== Dataset records ==

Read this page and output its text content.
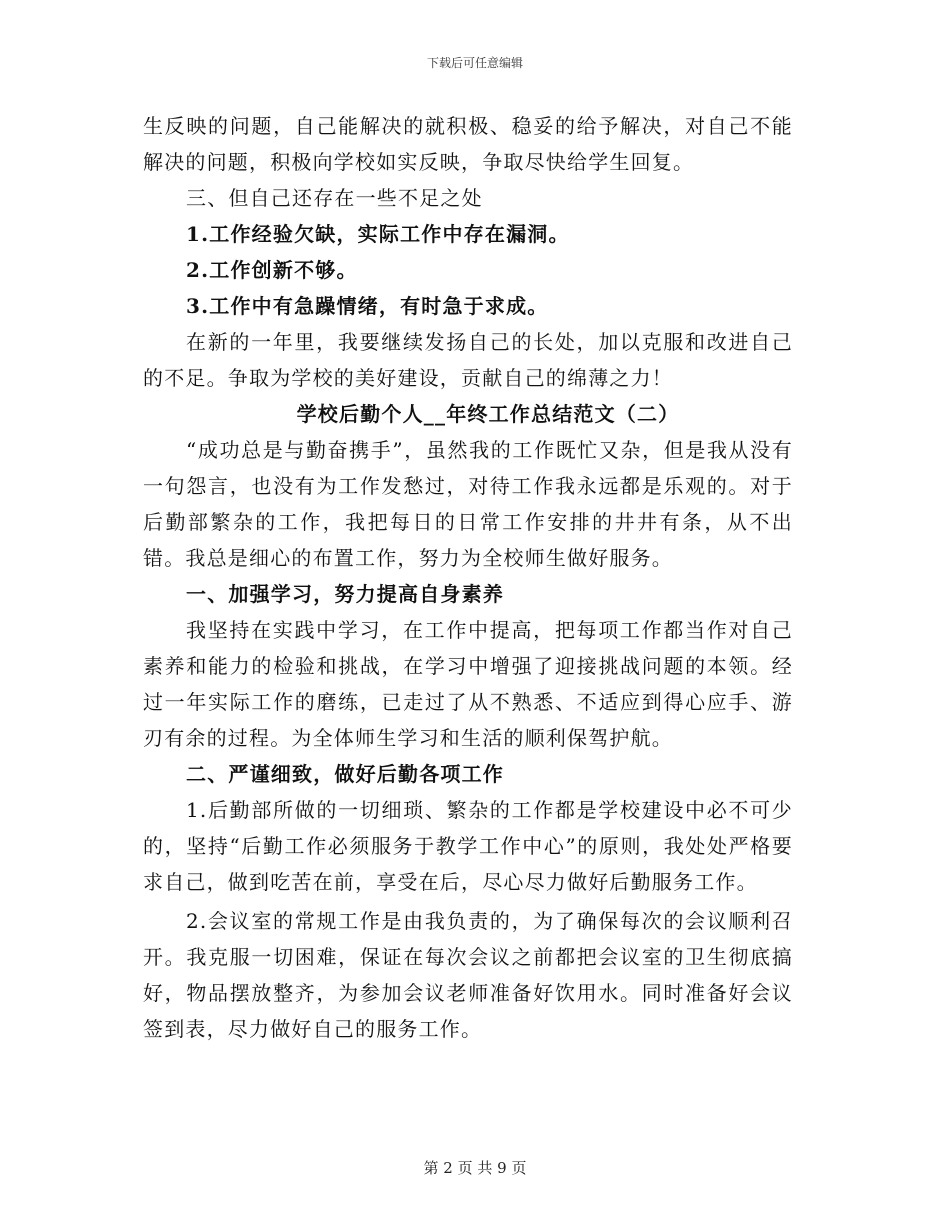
下载后可任意编辑

生反映的问题，自己能解决的就积极、稳妥的给予解决，对自己不能解决的问题，积极向学校如实反映，争取尽快给学生回复。

三、但自己还存在一些不足之处

1.工作经验欠缺，实际工作中存在漏洞。

2.工作创新不够。

3.工作中有急躁情绪，有时急于求成。

在新的一年里，我要继续发扬自己的长处，加以克服和改进自己的不足。争取为学校的美好建设，贡献自己的绵薄之力！

学校后勤个人__年终工作总结范文（二）

“成功总是与勤奋携手”，虽然我的工作既忙又杂，但是我从没有一句怨言，也没有为工作发愁过，对待工作我永远都是乐观的。对于后勤部繁杂的工作，我把每日的日常工作安排的井井有条，从不出错。我总是细心的布置工作，努力为全校师生做好服务。

一、加强学习，努力提高自身素养

我坚持在实践中学习，在工作中提高，把每项工作都当作对自己素养和能力的检验和挑战，在学习中增强了迎接挑战问题的本领。经过一年实际工作的磨练，已走过了从不熟悉、不适应到得心应手、游刃有余的过程。为全体师生学习和生活的顺利保驾护航。

二、严谨细致，做好后勤各项工作

1.后勤部所做的一切细琐、繁杂的工作都是学校建设中必不可少的，坚持“后勤工作必须服务于教学工作中心”的原则，我处处严格要求自己，做到吃苦在前，享受在后，尽心尽力做好后勤服务工作。

2.会议室的常规工作是由我负责的，为了确保每次的会议顺利召开。我克服一切困难，保证在每次会议之前都把会议室的卫生彻底搞好，物品摆放整齐，为参加会议老师准备好饮用水。同时准备好会议签到表，尽力做好自己的服务工作。

第 2 页 共 9 页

===

Goal of the exercise:
Generate a word-for-word copy of the preceding records, excluding all pictures.

Complete output:
Read this page and output its text content.
下载后可任意编辑

生反映的问题，自己能解决的就积极、稳妥的给予解决，对自己不能解决的问题，积极向学校如实反映，争取尽快给学生回复。

三、但自己还存在一些不足之处

1.工作经验欠缺，实际工作中存在漏洞。

2.工作创新不够。

3.工作中有急躁情绪，有时急于求成。

在新的一年里，我要继续发扬自己的长处，加以克服和改进自己的不足。争取为学校的美好建设，贡献自己的绵薄之力！

学校后勤个人__年终工作总结范文（二）

“成功总是与勤奋携手”，虽然我的工作既忙又杂，但是我从没有一句怨言，也没有为工作发愁过，对待工作我永远都是乐观的。对于后勤部繁杂的工作，我把每日的日常工作安排的井井有条，从不出错。我总是细心的布置工作，努力为全校师生做好服务。

一、加强学习，努力提高自身素养

我坚持在实践中学习，在工作中提高，把每项工作都当作对自己素养和能力的检验和挑战，在学习中增强了迎接挑战问题的本领。经过一年实际工作的磨练，已走过了从不熟悉、不适应到得心应手、游刃有余的过程。为全体师生学习和生活的顺利保驾护航。

二、严谨细致，做好后勤各项工作

1.后勤部所做的一切细琐、繁杂的工作都是学校建设中必不可少的，坚持“后勤工作必须服务于教学工作中心”的原则，我处处严格要求自己，做到吃苦在前，享受在后，尽心尽力做好后勤服务工作。

2.会议室的常规工作是由我负责的，为了确保每次的会议顺利召开。我克服一切困难，保证在每次会议之前都把会议室的卫生彻底搞好，物品摆放整齐，为参加会议老师准备好饮用水。同时准备好会议签到表，尽力做好自己的服务工作。

第 2 页 共 9 页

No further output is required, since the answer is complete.